* Begin Input data *

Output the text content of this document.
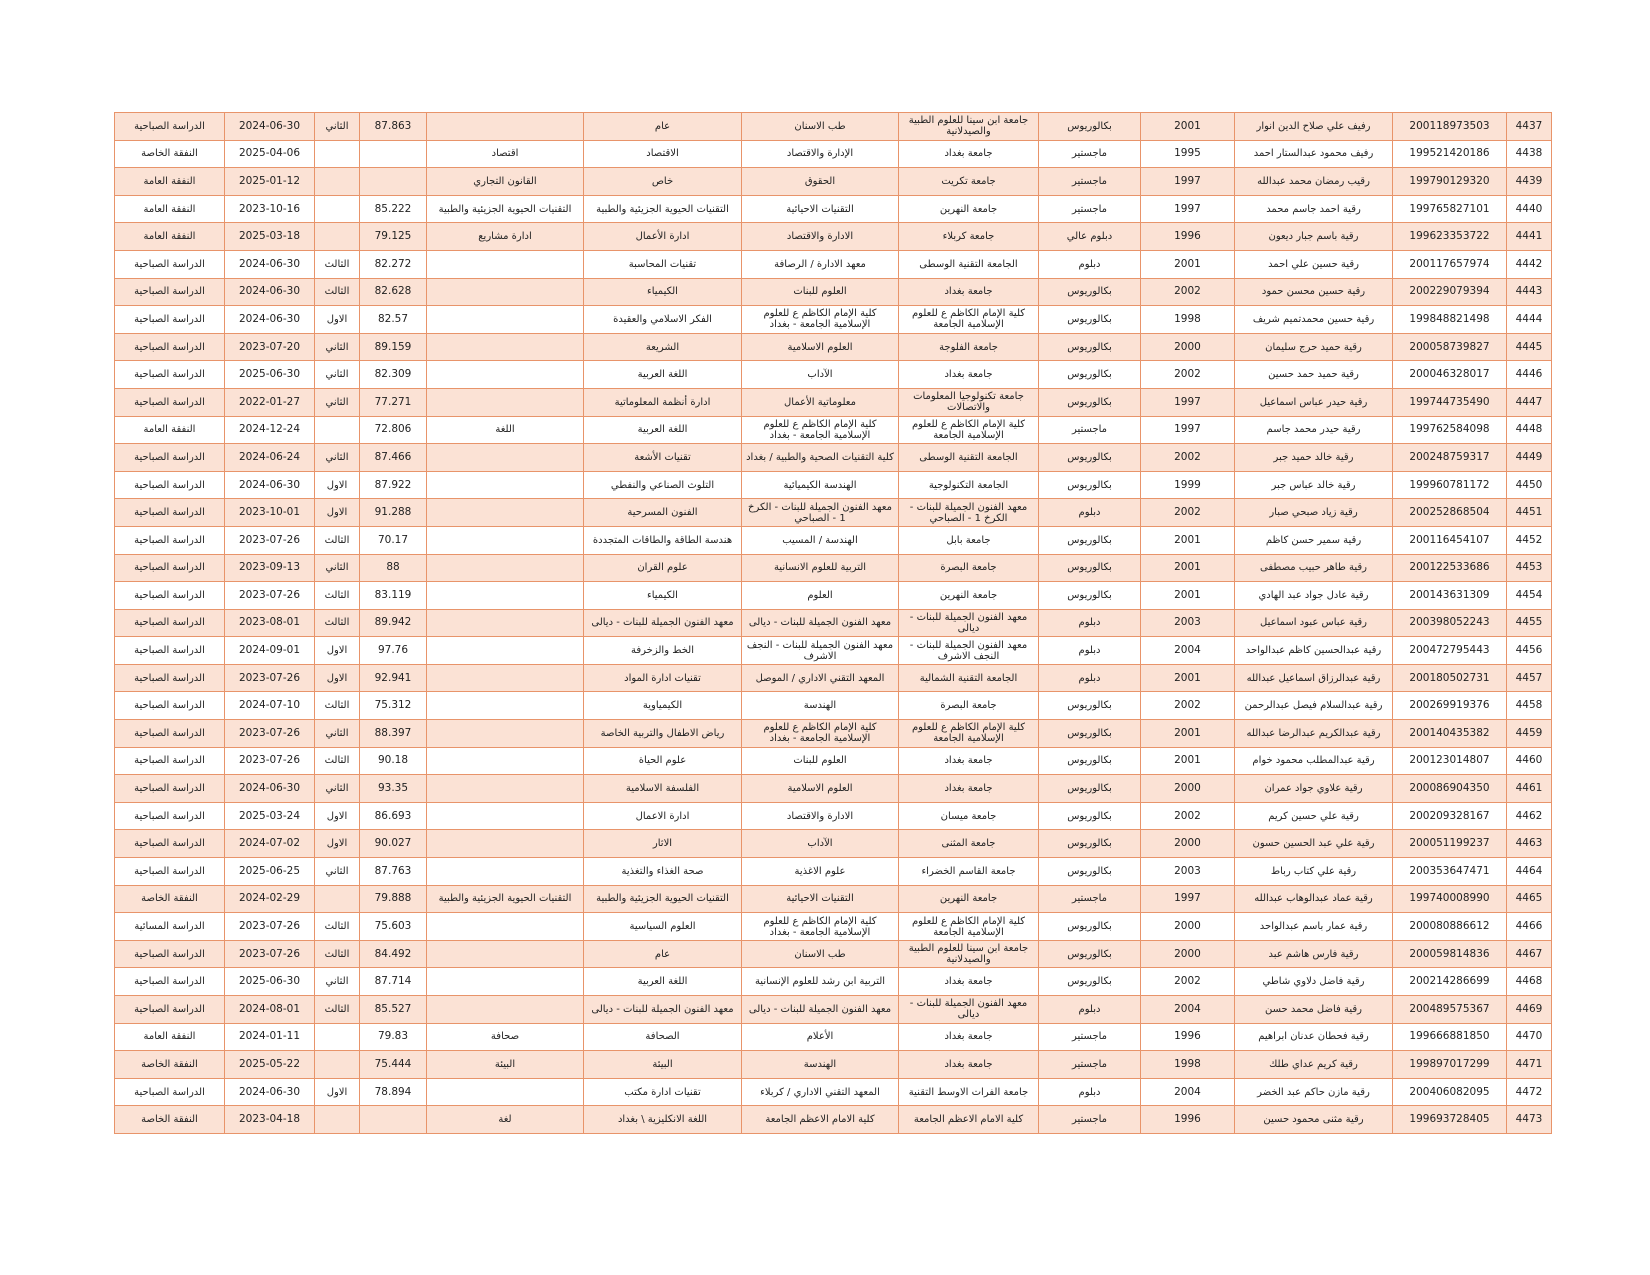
الدراسة الصباحية	2024-06-30	الثاني	87.863		عام	طب الاسنان	جامعة ابن سينا للعلوم الطبية والصيدلانية	بكالوريوس	2001	رفيف علي صلاح الدين انوار	200118973503	4437
النفقة الخاصة	2025-04-06			اقتصاد	الاقتصاد	الإدارة والاقتصاد	جامعة بغداد	ماجستير	1995	رفيف محمود عبدالستار احمد	199521420186	4438
النفقة العامة	2025-01-12			القانون التجاري	خاص	الحقوق	جامعة تكريت	ماجستير	1997	رقيب رمضان محمد عبدالله	199790129320	4439
النفقة العامة	2023-10-16		85.222	التقنيات الحيوية الجزيئية والطبية	التقنيات الحيوية الجزيئية والطبية	التقنيات الاحيائية	جامعة النهرين	ماجستير	1997	رقية احمد جاسم محمد	199765827101	4440
النفقة العامة	2025-03-18		79.125	ادارة مشاريع	ادارة الأعمال	الادارة والاقتصاد	جامعة كربلاء	دبلوم عالي	1996	رقية باسم جبار ديعون	199623353722	4441
الدراسة الصباحية	2024-06-30	الثالث	82.272		تقنيات المحاسبة	معهد الادارة / الرصافة	الجامعة التقنية الوسطى	دبلوم	2001	رقية حسين علي احمد	200117657974	4442
الدراسة الصباحية	2024-06-30	الثالث	82.628		الكيمياء	العلوم للبنات	جامعة بغداد	بكالوريوس	2002	رقية حسين محسن حمود	200229079394	4443
الدراسة الصباحية	2024-06-30	الاول	82.57		الفكر الاسلامي والعقيدة	كلية الإمام الكاظم ع للعلوم الإسلامية الجامعة - بغداد	كلية الإمام الكاظم ع للعلوم الإسلامية الجامعة	بكالوريوس	1998	رقية حسين محمدتميم شريف	199848821498	4444
الدراسة الصباحية	2023-07-20	الثاني	89.159		الشريعة	العلوم الاسلامية	جامعة الفلوجة	بكالوريوس	2000	رقية حميد حرج سليمان	200058739827	4445
الدراسة الصباحية	2025-06-30	الثاني	82.309		اللغة العربية	الآداب	جامعة بغداد	بكالوريوس	2002	رقية حميد حمد حسين	200046328017	4446
الدراسة الصباحية	2022-01-27	الثاني	77.271		ادارة أنظمة المعلوماتية	معلوماتية الأعمال	جامعة تكنولوجيا المعلومات والاتصالات	بكالوريوس	1997	رقية حيدر عباس اسماعيل	199744735490	4447
النفقة العامة	2024-12-24		72.806	اللغة	اللغة العربية	كلية الإمام الكاظم ع للعلوم الإسلامية الجامعة - بغداد	كلية الإمام الكاظم ع للعلوم الإسلامية الجامعة	ماجستير	1997	رقية حيدر محمد جاسم	199762584098	4448
الدراسة الصباحية	2024-06-24	الثاني	87.466		تقنيات الأشعة	كلية التقنيات الصحية والطبية / بغداد	الجامعة التقنية الوسطى	بكالوريوس	2002	رقية خالد حميد جبر	200248759317	4449
الدراسة الصباحية	2024-06-30	الاول	87.922		التلوث الصناعي والنفطي	الهندسة الكيميائية	الجامعة التكنولوجية	بكالوريوس	1999	رقية خالد عباس جبر	199960781172	4450
الدراسة الصباحية	2023-10-01	الاول	91.288		الفنون المسرحية	معهد الفنون الجميلة للبنات - الكرخ 1 - الصباحي	معهد الفنون الجميلة للبنات - الكرخ 1 - الصباحي	دبلوم	2002	رقية زياد صبحي صبار	200252868504	4451
الدراسة الصباحية	2023-07-26	الثالث	70.17		هندسة الطاقة والطاقات المتجددة	الهندسة / المسيب	جامعة بابل	بكالوريوس	2001	رقية سمير حسن كاظم	200116454107	4452
الدراسة الصباحية	2023-09-13	الثاني	88		علوم القران	التربية للعلوم الانسانية	جامعة البصرة	بكالوريوس	2001	رقية طاهر حبيب مصطفى	200122533686	4453
الدراسة الصباحية	2023-07-26	الثالث	83.119		الكيمياء	العلوم	جامعة النهرين	بكالوريوس	2001	رقية عادل جواد عبد الهادي	200143631309	4454
الدراسة الصباحية	2023-08-01	الثالث	89.942		معهد الفنون الجميلة للبنات - ديالى	معهد الفنون الجميلة للبنات - ديالى	معهد الفنون الجميلة للبنات - ديالى	دبلوم	2003	رقية عباس عبود اسماعيل	200398052243	4455
الدراسة الصباحية	2024-09-01	الاول	97.76		الخط والزخرفة	معهد الفنون الجميلة للبنات - النجف الاشرف	معهد الفنون الجميلة للبنات - النجف الاشرف	دبلوم	2004	رقية عبدالحسين كاظم عبدالواحد	200472795443	4456
الدراسة الصباحية	2023-07-26	الاول	92.941		تقنيات ادارة المواد	المعهد التقني الاداري / الموصل	الجامعة التقنية الشمالية	دبلوم	2001	رقية عبدالرزاق اسماعيل عبدالله	200180502731	4457
الدراسة الصباحية	2024-07-10	الثالث	75.312		الكيمياوية	الهندسة	جامعة البصرة	بكالوريوس	2002	رقية عبدالسلام فيصل عبدالرحمن	200269919376	4458
الدراسة الصباحية	2023-07-26	الثاني	88.397		رياض الاطفال والتربية الخاصة	كلية الإمام الكاظم ع للعلوم الإسلامية الجامعة - بغداد	كلية الإمام الكاظم ع للعلوم الإسلامية الجامعة	بكالوريوس	2001	رقية عبدالكريم عبدالرضا عبدالله	200140435382	4459
الدراسة الصباحية	2023-07-26	الثالث	90.18		علوم الحياة	العلوم للبنات	جامعة بغداد	بكالوريوس	2001	رقية عبدالمطلب محمود خوام	200123014807	4460
الدراسة الصباحية	2024-06-30	الثاني	93.35		الفلسفة الاسلامية	العلوم الاسلامية	جامعة بغداد	بكالوريوس	2000	رقية علاوي جواد عمران	200086904350	4461
الدراسة الصباحية	2025-03-24	الاول	86.693		ادارة الاعمال	الادارة والاقتصاد	جامعة ميسان	بكالوريوس	2002	رقية علي حسين كريم	200209328167	4462
الدراسة الصباحية	2024-07-02	الاول	90.027		الاثار	الآداب	جامعة المثنى	بكالوريوس	2000	رقية علي عبد الحسين حسون	200051199237	4463
الدراسة الصباحية	2025-06-25	الثاني	87.763		صحة الغذاء والتغذية	علوم الاغذية	جامعة القاسم الخضراء	بكالوريوس	2003	رقية علي كتاب رباط	200353647471	4464
النفقة الخاصة	2024-02-29		79.888	التقنيات الحيوية الجزيئية والطبية	التقنيات الحيوية الجزيئية والطبية	التقنيات الاحيائية	جامعة النهرين	ماجستير	1997	رقية عماد عبدالوهاب عبدالله	199740008990	4465
الدراسة المسائية	2023-07-26	الثالث	75.603		العلوم السياسية	كلية الإمام الكاظم ع للعلوم الإسلامية الجامعة - بغداد	كلية الإمام الكاظم ع للعلوم الإسلامية الجامعة	بكالوريوس	2000	رقية عمار باسم عبدالواحد	200080886612	4466
الدراسة الصباحية	2023-07-26	الثالث	84.492		عام	طب الاسنان	جامعة ابن سينا للعلوم الطبية والصيدلانية	بكالوريوس	2000	رقية فارس هاشم عبد	200059814836	4467
الدراسة الصباحية	2025-06-30	الثاني	87.714		اللغة العربية	التربية ابن رشد للعلوم الإنسانية	جامعة بغداد	بكالوريوس	2002	رقية فاضل دلاوي شاطي	200214286699	4468
الدراسة الصباحية	2024-08-01	الثالث	85.527		معهد الفنون الجميلة للبنات - ديالى	معهد الفنون الجميلة للبنات - ديالى	معهد الفنون الجميلة للبنات - ديالى	دبلوم	2004	رقية فاضل محمد حسن	200489575367	4469
النفقة العامة	2024-01-11		79.83	صحافة	الصحافة	الأعلام	جامعة بغداد	ماجستير	1996	رقية فحطان عدنان ابراهيم	199666881850	4470
النفقة الخاصة	2025-05-22		75.444	البيئة	البيئة	الهندسة	جامعة بغداد	ماجستير	1998	رقية كريم عداي طلك	199897017299	4471
الدراسة الصباحية	2024-06-30	الاول	78.894		تقنيات ادارة مكتب	المعهد التقني الاداري / كربلاء	جامعة الفرات الاوسط التقنية	دبلوم	2004	رقية مازن حاكم عبد الخضر	200406082095	4472
النفقة الخاصة	2023-04-18			لغة	اللغة الانكليزية \ بغداد	كلية الامام الاعظم الجامعة	كلية الامام الاعظم الجامعة	ماجستير	1996	رقية مثنى محمود حسين	199693728405	4473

* End Input data *

What the exercise asks = Say how many lines in the entries contain the string "الاسلامية", and say nothing else.

Answer to this task = 2